Raw records:
=-=-=

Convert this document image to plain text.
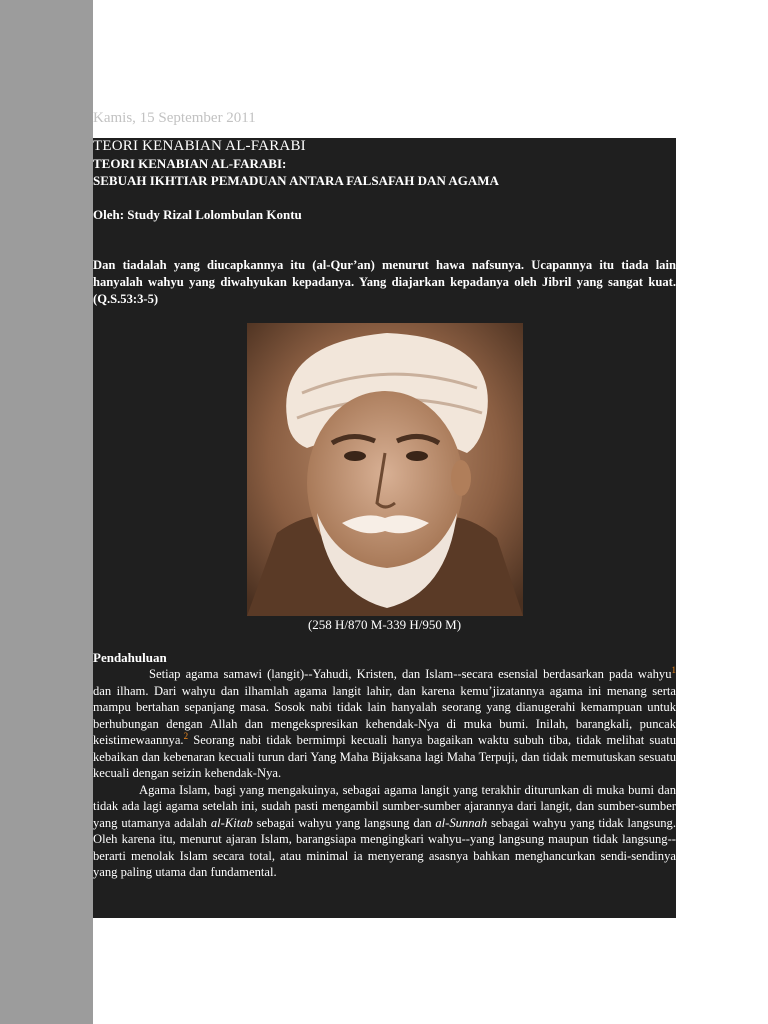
Kamis, 15 September 2011
TEORI KENABIAN AL-FARABI
TEORI KENABIAN AL-FARABI:
SEBUAH IKHTIAR PEMADUAN ANTARA FALSAFAH DAN AGAMA
Oleh: Study Rizal Lolombulan Kontu
Dan tiadalah yang diucapkannya itu (al-Qur’an) menurut hawa nafsunya. Ucapannya itu tiada lain hanyalah wahyu yang diwahyukan kepadanya. Yang diajarkan kepadanya oleh Jibril yang sangat kuat. (Q.S.53:3-5)
(258 H/870 M-339 H/950 M)
Pendahuluan

Setiap agama samawi (langit)--Yahudi, Kristen, dan Islam--secara esensial berdasarkan pada wahyu$^1$ dan ilham. Dari wahyu dan ilhamlah agama langit lahir, dan karena kemu’jizatannya agama ini menang serta mampu bertahan sepanjang masa. Sosok nabi tidak lain hanyalah seorang yang dianugerahi kemampuan untuk berhubungan dengan Allah dan mengekspresikan kehendak-Nya di muka bumi. Inilah, barangkali, puncak keistimewaannya.$^2$ Seorang nabi tidak bermimpi kecuali hanya bagaikan waktu subuh tiba, tidak melihat suatu kebaikan dan kebenaran kecuali turun dari Yang Maha Bijaksana lagi Maha Terpuji, dan tidak memutuskan sesuatu kecuali dengan seizin kehendak-Nya.

Agama Islam, bagi yang mengakuinya, sebagai agama langit yang terakhir diturunkan di muka bumi dan tidak ada lagi agama setelah ini, sudah pasti mengambil sumber-sumber ajarannya dari langit, dan sumber-sumber yang utamanya adalah al-Kitab sebagai wahyu yang langsung dan al-Sunnah sebagai wahyu yang tidak langsung. Oleh karena itu, menurut ajaran Islam, barangsiapa mengingkari wahyu--yang langsung maupun tidak langsung--berarti menolak Islam secara total, atau minimal ia menyerang asasnya bahkan menghancurkan sendi-sendinya yang paling utama dan fundamental.
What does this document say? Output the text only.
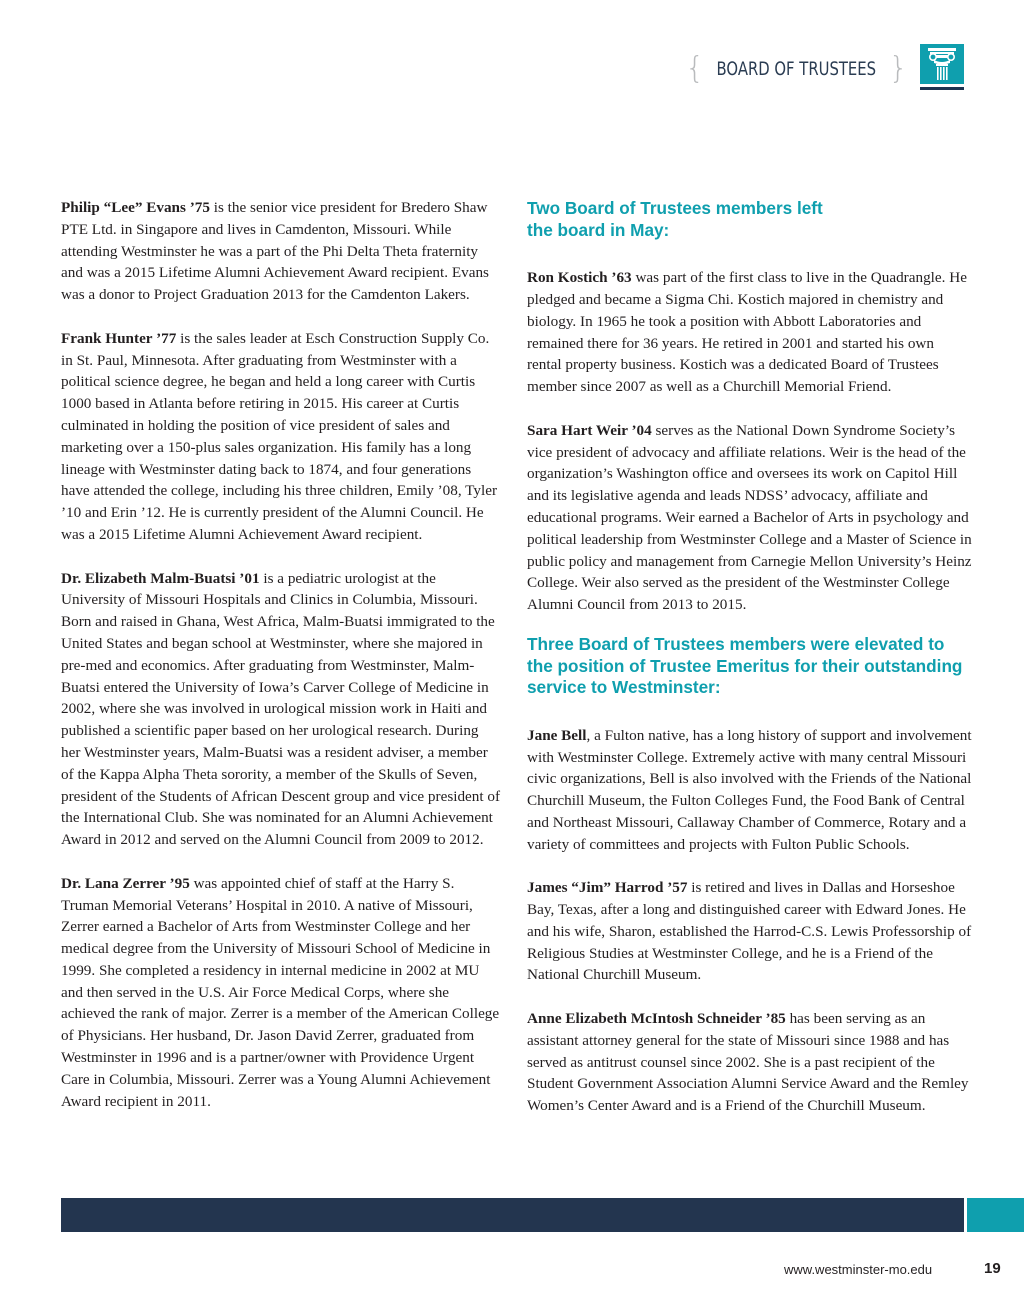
{ BOARD OF TRUSTEES }

Philip “Lee” Evans ’75 is the senior vice president for Bredero Shaw PTE Ltd. in Singapore and lives in Camdenton, Missouri. While attending Westminster he was a part of the Phi Delta Theta fraternity and was a 2015 Lifetime Alumni Achievement Award recipient. Evans was a donor to Project Graduation 2013 for the Camdenton Lakers.

Frank Hunter ’77 is the sales leader at Esch Construction Supply Co. in St. Paul, Minnesota. After graduating from Westminster with a political science degree, he began and held a long career with Curtis 1000 based in Atlanta before retiring in 2015. His career at Curtis culminated in holding the position of vice president of sales and marketing over a 150-plus sales organization. His family has a long lineage with Westminster dating back to 1874, and four generations have attended the college, including his three children, Emily ’08, Tyler ’10 and Erin ’12. He is currently president of the Alumni Council. He was a 2015 Lifetime Alumni Achievement Award recipient.

Dr. Elizabeth Malm-Buatsi ’01 is a pediatric urologist at the University of Missouri Hospitals and Clinics in Columbia, Missouri. Born and raised in Ghana, West Africa, Malm-Buatsi immigrated to the United States and began school at Westminster, where she majored in pre-med and economics. After graduating from Westminster, Malm-Buatsi entered the University of Iowa’s Carver College of Medicine in 2002, where she was involved in urological mission work in Haiti and published a scientific paper based on her urological research. During her Westminster years, Malm-Buatsi was a resident adviser, a member of the Kappa Alpha Theta sorority, a member of the Skulls of Seven, president of the Students of African Descent group and vice president of the International Club. She was nominated for an Alumni Achievement Award in 2012 and served on the Alumni Council from 2009 to 2012.

Dr. Lana Zerrer ’95 was appointed chief of staff at the Harry S. Truman Memorial Veterans’ Hospital in 2010. A native of Missouri, Zerrer earned a Bachelor of Arts from Westminster College and her medical degree from the University of Missouri School of Medicine in 1999. She completed a residency in internal medicine in 2002 at MU and then served in the U.S. Air Force Medical Corps, where she achieved the rank of major. Zerrer is a member of the American College of Physicians. Her husband, Dr. Jason David Zerrer, graduated from Westminster in 1996 and is a partner/owner with Providence Urgent Care in Columbia, Missouri. Zerrer was a Young Alumni Achievement Award recipient in 2011.

Two Board of Trustees members left the board in May:

Ron Kostich ’63 was part of the first class to live in the Quadrangle. He pledged and became a Sigma Chi. Kostich majored in chemistry and biology. In 1965 he took a position with Abbott Laboratories and remained there for 36 years. He retired in 2001 and started his own rental property business. Kostich was a dedicated Board of Trustees member since 2007 as well as a Churchill Memorial Friend.

Sara Hart Weir ’04 serves as the National Down Syndrome Society’s vice president of advocacy and affiliate relations. Weir is the head of the organization’s Washington office and oversees its work on Capitol Hill and its legislative agenda and leads NDSS’ advocacy, affiliate and educational programs. Weir earned a Bachelor of Arts in psychology and political leadership from Westminster College and a Master of Science in public policy and management from Carnegie Mellon University’s Heinz College. Weir also served as the president of the Westminster College Alumni Council from 2013 to 2015.

Three Board of Trustees members were elevated to the position of Trustee Emeritus for their outstanding service to Westminster:

Jane Bell, a Fulton native, has a long history of support and involvement with Westminster College. Extremely active with many central Missouri civic organizations, Bell is also involved with the Friends of the National Churchill Museum, the Fulton Colleges Fund, the Food Bank of Central and Northeast Missouri, Callaway Chamber of Commerce, Rotary and a variety of committees and projects with Fulton Public Schools.

James “Jim” Harrod ’57 is retired and lives in Dallas and Horseshoe Bay, Texas, after a long and distinguished career with Edward Jones. He and his wife, Sharon, established the Harrod-C.S. Lewis Professorship of Religious Studies at Westminster College, and he is a Friend of the National Churchill Museum.

Anne Elizabeth McIntosh Schneider ’85 has been serving as an assistant attorney general for the state of Missouri since 1988 and has served as antitrust counsel since 2002. She is a past recipient of the Student Government Association Alumni Service Award and the Remley Women’s Center Award and is a Friend of the Churchill Museum.

www.westminster-mo.edu	19
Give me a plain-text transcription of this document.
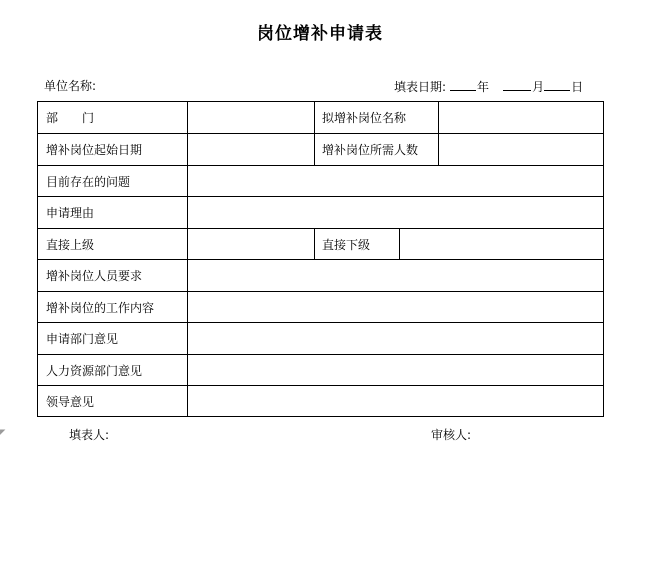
岗位增补申请表
单位名称:	填表日期:	年	月 日
部　　门	拟增补岗位名称
增补岗位起始日期	增补岗位所需人数
目前存在的问题
申请理由
直接上级	直接下级
增补岗位人员要求
增补岗位的工作内容
申请部门意见
人力资源部门意见
领导意见
填表人:	审核人:
◤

=-=-=

Task brief:
Each line that has the word "document" should be copied.

Reply:
Convert this document image to plain text.
What does this document say? Output the text only.
Give me a plain-text transcription of this document.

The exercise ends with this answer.